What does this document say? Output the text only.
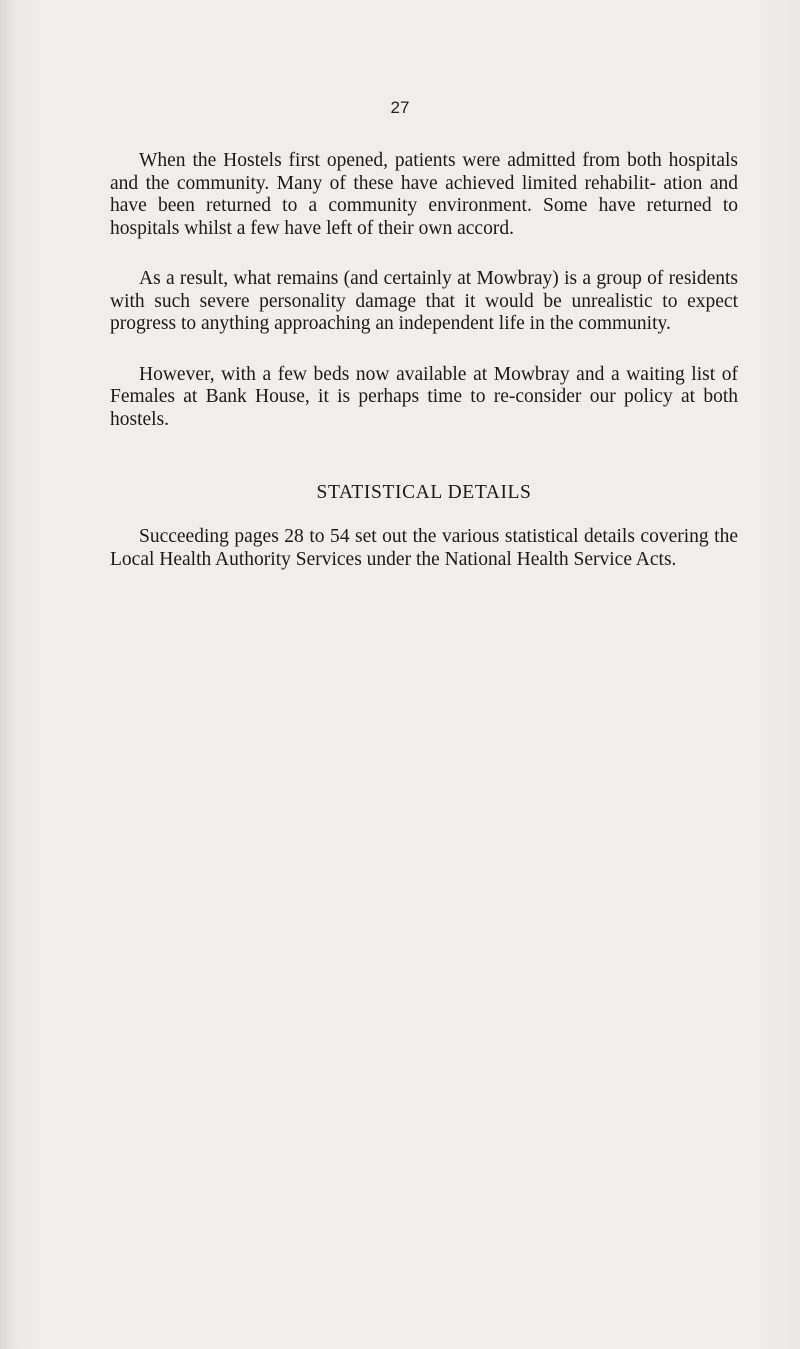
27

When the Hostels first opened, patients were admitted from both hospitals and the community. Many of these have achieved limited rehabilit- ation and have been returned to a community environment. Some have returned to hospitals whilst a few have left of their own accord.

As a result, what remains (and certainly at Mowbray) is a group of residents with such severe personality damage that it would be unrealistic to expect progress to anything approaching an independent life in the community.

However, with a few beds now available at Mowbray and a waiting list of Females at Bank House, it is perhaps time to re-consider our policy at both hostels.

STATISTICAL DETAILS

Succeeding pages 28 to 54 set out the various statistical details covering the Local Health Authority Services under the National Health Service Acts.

Problem to solve -
A single figure answers this: how many lines of the material hold "both".

Completed exercise -
2